Data extracted from a collection
════════════════════

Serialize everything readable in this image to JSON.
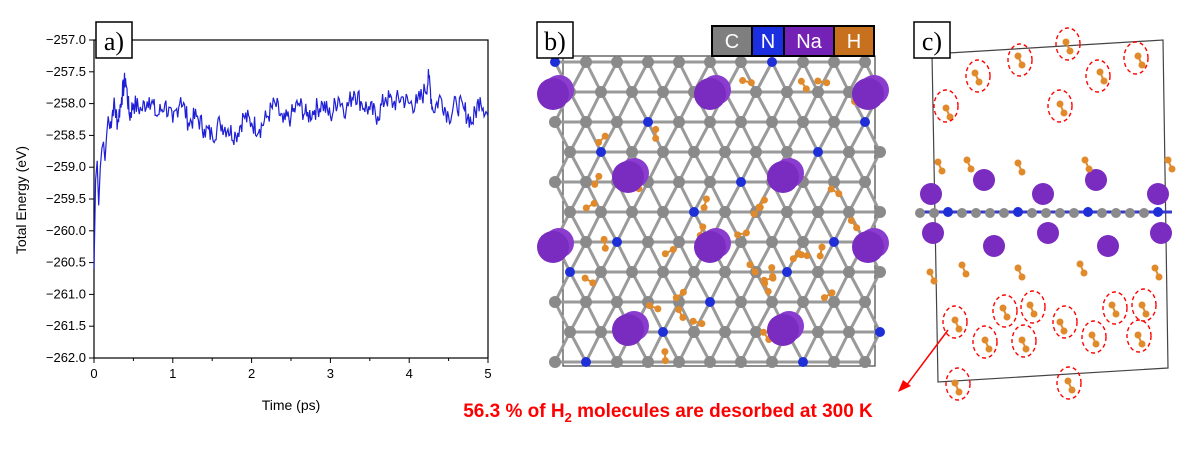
{
  "panels": {
    "a": "a)",
    "b": "b)",
    "c": "c)"
  },
  "legend": {
    "items": [
      {
        "label": "C",
        "color": "#7f7f7f"
      },
      {
        "label": "N",
        "color": "#1c2fe0"
      },
      {
        "label": "Na",
        "color": "#7322b5"
      },
      {
        "label": "H",
        "color": "#c7701e"
      }
    ]
  },
  "caption": {
    "prefix": "56.3 % of H",
    "subscript": "2",
    "suffix": " molecules are desorbed at 300 K"
  },
  "colors": {
    "line": "#1f1fd6",
    "carbon": "#8a8a8a",
    "nitrogen": "#1f2fd8",
    "sodium": "#7a2bc0",
    "hydrogen": "#e08a2c",
    "highlight": "#ff0000"
  },
  "chart_data": {
    "type": "line",
    "title": "",
    "xlabel": "Time (ps)",
    "ylabel": "Total Energy (eV)",
    "xlim": [
      0,
      5
    ],
    "ylim": [
      -262.0,
      -257.0
    ],
    "x_ticks": [
      0,
      1,
      2,
      3,
      4,
      5
    ],
    "y_ticks": [
      -262.0,
      -261.5,
      -261.0,
      -260.5,
      -260.0,
      -259.5,
      -259.0,
      -258.5,
      -258.0,
      -257.5,
      -257.0
    ],
    "grid": false,
    "series": [
      {
        "color": "#1f1fd6",
        "x": [
          0,
          0.02,
          0.04,
          0.06,
          0.08,
          0.1,
          0.12,
          0.14,
          0.16,
          0.18,
          0.2,
          0.25,
          0.3,
          0.35,
          0.4,
          0.45,
          0.5,
          0.6,
          0.7,
          0.8,
          0.9,
          1.0,
          1.1,
          1.2,
          1.3,
          1.4,
          1.5,
          1.6,
          1.7,
          1.8,
          1.9,
          2.0,
          2.1,
          2.2,
          2.3,
          2.4,
          2.5,
          2.6,
          2.7,
          2.8,
          2.9,
          3.0,
          3.1,
          3.2,
          3.3,
          3.4,
          3.5,
          3.6,
          3.7,
          3.8,
          3.9,
          4.0,
          4.1,
          4.2,
          4.25,
          4.3,
          4.4,
          4.5,
          4.6,
          4.7,
          4.8,
          4.9,
          5.0
        ],
        "y": [
          -260.6,
          -259.2,
          -258.9,
          -259.6,
          -259.0,
          -258.7,
          -258.6,
          -258.9,
          -258.5,
          -258.2,
          -258.4,
          -258.0,
          -258.3,
          -257.9,
          -257.6,
          -258.2,
          -258.0,
          -258.1,
          -257.9,
          -258.2,
          -258.0,
          -258.3,
          -257.9,
          -258.3,
          -258.2,
          -258.4,
          -258.5,
          -258.3,
          -258.4,
          -258.5,
          -258.2,
          -258.3,
          -258.4,
          -258.2,
          -258.0,
          -258.3,
          -258.2,
          -258.0,
          -258.2,
          -258.1,
          -258.0,
          -258.2,
          -257.9,
          -258.1,
          -257.8,
          -258.0,
          -258.1,
          -258.2,
          -257.9,
          -258.0,
          -257.9,
          -258.0,
          -258.0,
          -257.8,
          -257.6,
          -258.1,
          -257.9,
          -258.2,
          -258.0,
          -258.1,
          -258.3,
          -257.9,
          -258.2
        ]
      }
    ]
  }
}
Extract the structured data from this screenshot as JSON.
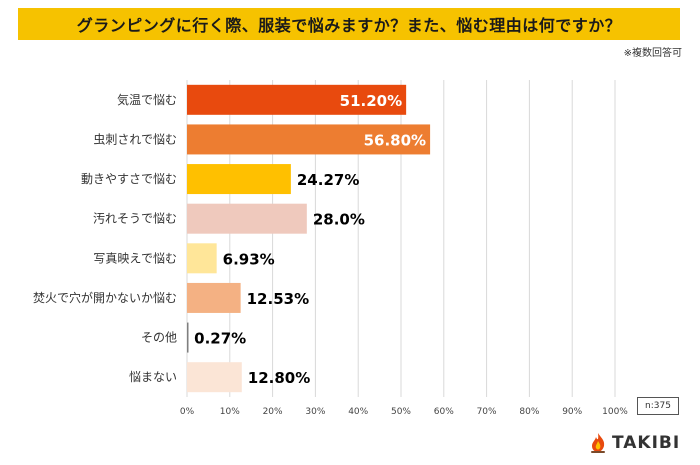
{
  "header": {
    "title": "グランピングに行く際、服装で悩みますか？また、悩む理由は何ですか？",
    "note": "※複数回答可"
  },
  "footer": {
    "sample_size": "n:375",
    "brand": "TAKIBI"
  },
  "chart_data": {
    "type": "bar",
    "orientation": "horizontal",
    "title": "グランピングに行く際、服装で悩みますか？また、悩む理由は何ですか？",
    "categories": [
      "気温で悩む",
      "虫刺されで悩む",
      "動きやすさで悩む",
      "汚れそうで悩む",
      "写真映えで悩む",
      "焚火で穴が開かないか悩む",
      "その他",
      "悩まない"
    ],
    "values": [
      51.2,
      56.8,
      24.27,
      28.0,
      6.93,
      12.53,
      0.27,
      12.8
    ],
    "value_labels": [
      "51.20%",
      "56.80%",
      "24.27%",
      "28.0%",
      "6.93%",
      "12.53%",
      "0.27%",
      "12.80%"
    ],
    "colors": [
      "#e84a0e",
      "#ed7d31",
      "#ffc000",
      "#efc9bd",
      "#ffe699",
      "#f4b183",
      "#7f7f7f",
      "#fbe5d6"
    ],
    "label_colors": [
      "#ffffff",
      "#ffffff",
      "#000000",
      "#000000",
      "#000000",
      "#000000",
      "#000000",
      "#000000"
    ],
    "xlim": [
      0,
      100
    ],
    "xticks": [
      0,
      10,
      20,
      30,
      40,
      50,
      60,
      70,
      80,
      90,
      100
    ],
    "xtick_labels": [
      "0%",
      "10%",
      "20%",
      "30%",
      "40%",
      "50%",
      "60%",
      "70%",
      "80%",
      "90%",
      "100%"
    ],
    "grid": true
  }
}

════════════════════

WORK INSTRUCTIONS -
Reproduce every record word for word. The copy must contain no pictures.

WRITTEN RESPONSE -
Serialize everything readable in this image to JSON.
{
  "panels": {
    "a": "a)",
    "b": "b)",
    "c": "c)"
  },
  "legend": {
    "items": [
      {
        "label": "C",
        "color": "#7f7f7f"
      },
      {
        "label": "N",
        "color": "#1c2fe0"
      },
      {
        "label": "Na",
        "color": "#7322b5"
      },
      {
        "label": "H",
        "color": "#c7701e"
      }
    ]
  },
  "caption": {
    "prefix": "56.3 % of H",
    "subscript": "2",
    "suffix": " molecules are desorbed at 300 K"
  },
  "colors": {
    "line": "#1f1fd6",
    "carbon": "#8a8a8a",
    "nitrogen": "#1f2fd8",
    "sodium": "#7a2bc0",
    "hydrogen": "#e08a2c",
    "highlight": "#ff0000"
  },
  "chart_data": {
    "type": "line",
    "title": "",
    "xlabel": "Time (ps)",
    "ylabel": "Total Energy (eV)",
    "xlim": [
      0,
      5
    ],
    "ylim": [
      -262.0,
      -257.0
    ],
    "x_ticks": [
      0,
      1,
      2,
      3,
      4,
      5
    ],
    "y_ticks": [
      -262.0,
      -261.5,
      -261.0,
      -260.5,
      -260.0,
      -259.5,
      -259.0,
      -258.5,
      -258.0,
      -257.5,
      -257.0
    ],
    "grid": false,
    "series": [
      {
        "color": "#1f1fd6",
        "x": [
          0,
          0.02,
          0.04,
          0.06,
          0.08,
          0.1,
          0.12,
          0.14,
          0.16,
          0.18,
          0.2,
          0.25,
          0.3,
          0.35,
          0.4,
          0.45,
          0.5,
          0.6,
          0.7,
          0.8,
          0.9,
          1.0,
          1.1,
          1.2,
          1.3,
          1.4,
          1.5,
          1.6,
          1.7,
          1.8,
          1.9,
          2.0,
          2.1,
          2.2,
          2.3,
          2.4,
          2.5,
          2.6,
          2.7,
          2.8,
          2.9,
          3.0,
          3.1,
          3.2,
          3.3,
          3.4,
          3.5,
          3.6,
          3.7,
          3.8,
          3.9,
          4.0,
          4.1,
          4.2,
          4.25,
          4.3,
          4.4,
          4.5,
          4.6,
          4.7,
          4.8,
          4.9,
          5.0
        ],
        "y": [
          -260.6,
          -259.2,
          -258.9,
          -259.6,
          -259.0,
          -258.7,
          -258.6,
          -258.9,
          -258.5,
          -258.2,
          -258.4,
          -258.0,
          -258.3,
          -257.9,
          -257.6,
          -258.2,
          -258.0,
          -258.1,
          -257.9,
          -258.2,
          -258.0,
          -258.3,
          -257.9,
          -258.3,
          -258.2,
          -258.4,
          -258.5,
          -258.3,
          -258.4,
          -258.5,
          -258.2,
          -258.3,
          -258.4,
          -258.2,
          -258.0,
          -258.3,
          -258.2,
          -258.0,
          -258.2,
          -258.1,
          -258.0,
          -258.2,
          -257.9,
          -258.1,
          -257.8,
          -258.0,
          -258.1,
          -258.2,
          -257.9,
          -258.0,
          -257.9,
          -258.0,
          -258.0,
          -257.8,
          -257.6,
          -258.1,
          -257.9,
          -258.2,
          -258.0,
          -258.1,
          -258.3,
          -257.9,
          -258.2
        ]
      }
    ]
  }
}
Extract the structured data from this screenshot as JSON.
{
  "header": {
    "title": "グランピングに行く際、服装で悩みますか？また、悩む理由は何ですか？",
    "note": "※複数回答可"
  },
  "footer": {
    "sample_size": "n:375",
    "brand": "TAKIBI"
  },
  "chart_data": {
    "type": "bar",
    "orientation": "horizontal",
    "title": "グランピングに行く際、服装で悩みますか？また、悩む理由は何ですか？",
    "categories": [
      "気温で悩む",
      "虫刺されで悩む",
      "動きやすさで悩む",
      "汚れそうで悩む",
      "写真映えで悩む",
      "焚火で穴が開かないか悩む",
      "その他",
      "悩まない"
    ],
    "values": [
      51.2,
      56.8,
      24.27,
      28.0,
      6.93,
      12.53,
      0.27,
      12.8
    ],
    "value_labels": [
      "51.20%",
      "56.80%",
      "24.27%",
      "28.0%",
      "6.93%",
      "12.53%",
      "0.27%",
      "12.80%"
    ],
    "colors": [
      "#e84a0e",
      "#ed7d31",
      "#ffc000",
      "#efc9bd",
      "#ffe699",
      "#f4b183",
      "#7f7f7f",
      "#fbe5d6"
    ],
    "label_colors": [
      "#ffffff",
      "#ffffff",
      "#000000",
      "#000000",
      "#000000",
      "#000000",
      "#000000",
      "#000000"
    ],
    "xlim": [
      0,
      100
    ],
    "xticks": [
      0,
      10,
      20,
      30,
      40,
      50,
      60,
      70,
      80,
      90,
      100
    ],
    "xtick_labels": [
      "0%",
      "10%",
      "20%",
      "30%",
      "40%",
      "50%",
      "60%",
      "70%",
      "80%",
      "90%",
      "100%"
    ],
    "grid": true
  }
}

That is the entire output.